*Problem*. Continue the text on $Υ(nS)$ and $χ_b(nP)$ production at hadron colliders, picking up right after its final line.

START Exercise passage

$Υ(nS)$ and $χ_b(nP)$ production at hadron colliders in nonrelativistic QCD

TL;DR

This paper applies NLO NRQCD to hadron-collider production of $Υ(nS)$ and $χ_b(nP)$ (n=1,2,3), incorporating full feeddown from higher states. By fitting yield data from LHC experiments, it extracts the relevant LDMEs, including combinations $M_{0,r_0}^{Υ(nS)}$ and $M_{1,r_1}^{Υ(nS)}$ and the ratios $r_{nP}$ for $χ_b(nP)$. Using these LDMEs, it predicts the polarizations $λ_θ$ of prompt $Υ(nS)$ and finds good agreement with CMS measurements, notably attributing the $Υ(3S)$ polarization to substantial $χ_b(3P)$ feeddown. The results provide a coherent description of both cross sections and polarizations at large $p_T$ and highlight the importance of accurate feeddown treatment in bottomonium production.

Abstract

$Υ(nS)$ and $χ_b(nP)$ (n=1,2,3) production at the LHC is studied at next-to-leading order in $α_s$ in nonrelativistic QCD. Feeddown contributions from higher $χ_b$ and $Υ$ states are all considered for lower $Υ$ cross sections and polarizations. The long distance matrix elements (LDMEs) are extracted from the yield data, and then used to make predictions for the $Υ(nS)$ polarizations, which are found to be consistent with the measured polarization data within errors. In particular, the $Υ(3S)$ polarization puzzle can be understood by a large feeddown contribution from $χ_b(3P)$ states. Our results may provide a good description for both cross sections and polarizations of prompt $Υ(nS)$ and $χ_b(nP)$ production at the LHC.

Figures (4)

END Exercise passage
START Provided data

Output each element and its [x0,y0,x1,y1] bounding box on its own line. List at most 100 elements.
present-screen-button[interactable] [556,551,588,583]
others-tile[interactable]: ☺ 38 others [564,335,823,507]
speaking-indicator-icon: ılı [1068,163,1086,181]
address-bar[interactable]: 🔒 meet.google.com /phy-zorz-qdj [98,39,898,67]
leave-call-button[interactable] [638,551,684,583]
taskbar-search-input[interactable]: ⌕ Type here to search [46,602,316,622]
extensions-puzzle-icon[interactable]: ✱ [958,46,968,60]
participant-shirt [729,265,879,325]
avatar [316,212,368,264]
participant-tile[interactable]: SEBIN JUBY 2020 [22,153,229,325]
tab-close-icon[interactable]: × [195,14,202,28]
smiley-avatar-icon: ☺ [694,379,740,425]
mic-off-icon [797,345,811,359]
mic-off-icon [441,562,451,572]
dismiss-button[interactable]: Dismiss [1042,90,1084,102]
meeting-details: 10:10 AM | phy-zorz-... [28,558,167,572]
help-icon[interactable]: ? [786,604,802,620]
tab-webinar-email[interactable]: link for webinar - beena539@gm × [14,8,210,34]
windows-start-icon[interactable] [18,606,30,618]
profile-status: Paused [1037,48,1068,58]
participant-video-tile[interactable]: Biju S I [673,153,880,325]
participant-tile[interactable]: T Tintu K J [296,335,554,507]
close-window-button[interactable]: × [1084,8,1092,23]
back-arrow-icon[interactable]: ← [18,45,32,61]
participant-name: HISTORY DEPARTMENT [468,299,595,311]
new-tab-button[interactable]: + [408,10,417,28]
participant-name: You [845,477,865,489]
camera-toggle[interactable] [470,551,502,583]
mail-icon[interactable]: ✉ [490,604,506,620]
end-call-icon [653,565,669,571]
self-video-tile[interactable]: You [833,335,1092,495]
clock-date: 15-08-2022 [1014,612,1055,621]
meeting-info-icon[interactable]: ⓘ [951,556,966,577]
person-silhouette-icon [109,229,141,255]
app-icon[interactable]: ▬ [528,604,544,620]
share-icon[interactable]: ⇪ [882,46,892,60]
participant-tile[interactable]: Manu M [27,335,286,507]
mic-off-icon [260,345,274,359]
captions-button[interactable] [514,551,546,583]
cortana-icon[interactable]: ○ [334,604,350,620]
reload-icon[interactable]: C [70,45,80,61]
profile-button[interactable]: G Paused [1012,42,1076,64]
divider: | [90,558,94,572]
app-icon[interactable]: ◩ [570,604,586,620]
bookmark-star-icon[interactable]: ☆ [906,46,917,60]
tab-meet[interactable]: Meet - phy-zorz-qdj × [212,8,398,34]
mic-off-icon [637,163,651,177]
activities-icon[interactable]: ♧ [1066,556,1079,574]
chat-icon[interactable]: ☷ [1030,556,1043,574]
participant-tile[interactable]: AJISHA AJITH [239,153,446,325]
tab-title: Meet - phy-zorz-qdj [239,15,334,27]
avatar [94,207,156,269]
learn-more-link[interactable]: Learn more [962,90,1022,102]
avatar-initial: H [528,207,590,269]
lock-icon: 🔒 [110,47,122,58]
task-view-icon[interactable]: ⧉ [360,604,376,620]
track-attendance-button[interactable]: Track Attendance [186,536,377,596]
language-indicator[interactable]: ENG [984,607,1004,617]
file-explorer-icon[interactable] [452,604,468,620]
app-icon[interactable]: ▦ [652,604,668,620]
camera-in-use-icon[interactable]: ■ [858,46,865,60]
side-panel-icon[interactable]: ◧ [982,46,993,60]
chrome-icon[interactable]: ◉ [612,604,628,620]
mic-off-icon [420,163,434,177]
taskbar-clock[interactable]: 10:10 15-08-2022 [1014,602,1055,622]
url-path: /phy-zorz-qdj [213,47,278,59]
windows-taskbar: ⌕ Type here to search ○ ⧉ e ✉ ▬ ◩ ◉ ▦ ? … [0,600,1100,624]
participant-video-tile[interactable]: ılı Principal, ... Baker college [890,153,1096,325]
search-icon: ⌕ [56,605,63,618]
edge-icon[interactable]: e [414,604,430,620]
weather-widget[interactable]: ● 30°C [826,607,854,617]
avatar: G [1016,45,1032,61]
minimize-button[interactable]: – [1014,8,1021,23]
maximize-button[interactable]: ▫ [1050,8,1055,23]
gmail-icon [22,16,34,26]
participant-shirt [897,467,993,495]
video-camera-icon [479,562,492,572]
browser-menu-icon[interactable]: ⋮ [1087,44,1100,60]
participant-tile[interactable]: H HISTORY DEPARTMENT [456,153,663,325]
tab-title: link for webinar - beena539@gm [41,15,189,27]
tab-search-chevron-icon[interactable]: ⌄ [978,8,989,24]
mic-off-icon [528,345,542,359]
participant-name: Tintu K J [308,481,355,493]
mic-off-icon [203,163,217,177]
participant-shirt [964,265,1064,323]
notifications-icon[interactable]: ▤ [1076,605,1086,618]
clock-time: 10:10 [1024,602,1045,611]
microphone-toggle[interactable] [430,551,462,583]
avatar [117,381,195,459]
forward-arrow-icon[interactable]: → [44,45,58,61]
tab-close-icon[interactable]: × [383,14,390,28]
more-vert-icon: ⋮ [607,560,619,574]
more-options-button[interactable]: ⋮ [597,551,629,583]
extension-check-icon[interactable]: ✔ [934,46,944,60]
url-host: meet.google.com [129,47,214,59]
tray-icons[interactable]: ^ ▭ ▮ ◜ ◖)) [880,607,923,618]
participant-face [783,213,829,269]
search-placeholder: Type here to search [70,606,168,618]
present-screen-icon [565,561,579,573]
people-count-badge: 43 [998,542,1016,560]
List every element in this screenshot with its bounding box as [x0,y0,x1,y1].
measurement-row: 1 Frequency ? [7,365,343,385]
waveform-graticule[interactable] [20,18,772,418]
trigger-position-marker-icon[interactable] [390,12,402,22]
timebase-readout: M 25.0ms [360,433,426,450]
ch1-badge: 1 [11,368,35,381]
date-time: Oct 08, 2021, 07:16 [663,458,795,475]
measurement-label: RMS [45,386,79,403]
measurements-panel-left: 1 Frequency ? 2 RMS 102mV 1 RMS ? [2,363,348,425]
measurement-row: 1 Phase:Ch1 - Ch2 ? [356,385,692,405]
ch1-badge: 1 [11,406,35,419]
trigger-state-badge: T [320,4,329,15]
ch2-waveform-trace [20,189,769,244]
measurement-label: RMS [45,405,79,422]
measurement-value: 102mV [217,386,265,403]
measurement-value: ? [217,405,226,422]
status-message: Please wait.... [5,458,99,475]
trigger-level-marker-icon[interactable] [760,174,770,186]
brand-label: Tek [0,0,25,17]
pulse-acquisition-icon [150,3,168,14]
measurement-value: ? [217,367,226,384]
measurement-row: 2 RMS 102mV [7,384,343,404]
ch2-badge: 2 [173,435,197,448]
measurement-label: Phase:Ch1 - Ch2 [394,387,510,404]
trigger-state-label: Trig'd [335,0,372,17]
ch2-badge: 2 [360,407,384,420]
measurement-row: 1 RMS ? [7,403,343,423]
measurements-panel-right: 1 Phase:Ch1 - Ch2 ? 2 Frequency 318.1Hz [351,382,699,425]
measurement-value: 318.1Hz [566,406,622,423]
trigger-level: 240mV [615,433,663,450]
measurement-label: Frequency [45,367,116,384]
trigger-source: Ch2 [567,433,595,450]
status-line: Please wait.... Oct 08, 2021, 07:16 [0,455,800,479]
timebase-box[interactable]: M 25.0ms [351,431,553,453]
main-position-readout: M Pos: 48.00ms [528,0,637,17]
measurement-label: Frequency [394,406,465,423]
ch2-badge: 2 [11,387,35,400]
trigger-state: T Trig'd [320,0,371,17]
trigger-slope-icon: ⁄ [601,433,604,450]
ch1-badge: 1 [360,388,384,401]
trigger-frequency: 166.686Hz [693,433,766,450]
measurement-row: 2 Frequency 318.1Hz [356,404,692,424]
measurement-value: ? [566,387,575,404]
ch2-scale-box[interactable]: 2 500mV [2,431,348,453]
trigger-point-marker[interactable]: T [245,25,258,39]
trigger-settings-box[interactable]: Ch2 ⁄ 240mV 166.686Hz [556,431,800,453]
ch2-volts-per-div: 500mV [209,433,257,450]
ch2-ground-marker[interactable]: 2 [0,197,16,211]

END Provided data

*Solved problem*.
• Figure 1: Differential $p_T$ cross sections for the experimental windows of ATLAS, CMS and CDF. From left to right: $\Upsilon(1S)$, $\Upsilon(2S)$, $\Upsilon(3S)$. The contributions from direct production are denoted by dashed lines, while those from feeddown by dashed-dotted lines. The $\chi_{b1}(nP)-\Upsilon(nS)$ and $\chi_{b2}(nP)-\Upsilon(nS)$ feeddown contributions are denoted by the solid and dotted lines, respectively. The experimental data are taken from Refs. Aad:2012dlqChatrchyan:2013ynaAcosta:2001gv.
• Figure 2: The fractions of $\Upsilon(mS)~(m=1,2,3)$ production originating from $\chi_b(nP)~(n=1,2,3;~n\geq m)$ feeddown contributions, denoted as $R_{\Upsilon(mS)}^{\chi_b(nP)}$ (in units of percentage). From left to right: $R_{\Upsilon(1S)}^{\chi_b(1P)}$, $R_{\Upsilon(2S)}^{\chi_b(2P)}$, $R_{\Upsilon(1S)}^{\chi_b(2P)}$ in the first row and $R_{\Upsilon(3S)}^{\chi_b(3P)}$, $R_{\Upsilon(2S)}^{\chi_b(3P)}$, $R_{\Upsilon(1S)}^{\chi_b(3P)}$ in the second row. Our predictions are denoted by the blue bands, while those obtained by using parameters in Ref.Gong:2013qka are denoted by the yellow bands. Experimental data are taken from Ref.Aaij:2014caa.
• Figure 3: The ratio of differential cross sections of $\chi_{b2}(1P)$ to $\chi_{b1}(1P)$ for the experimental windows of CMS. The blue band is our NLO results with the extracted value of $r_{1P}$ in Tab. \ref{['rnp-fit']} and the yellow band is obtained by using parameters in Ref.Gong:2013qka. Experimental data are taken from Ref.Khachatryan:2014ofa
• Figure 4: The polarization parameter $\lambda_\theta$ in the helicity frame for the experimental widows at the LHC. From left to right: $\Upsilon(1S)$, $\Upsilon(2S)$, $\Upsilon(3S)$. The contributions from direct production are denoted by dashed lines, while those from feeddown by dashed-dotted lines. The total results are denoted by the blue bands. The experimental data are taken from Ref.Chatrchyan:2012woa.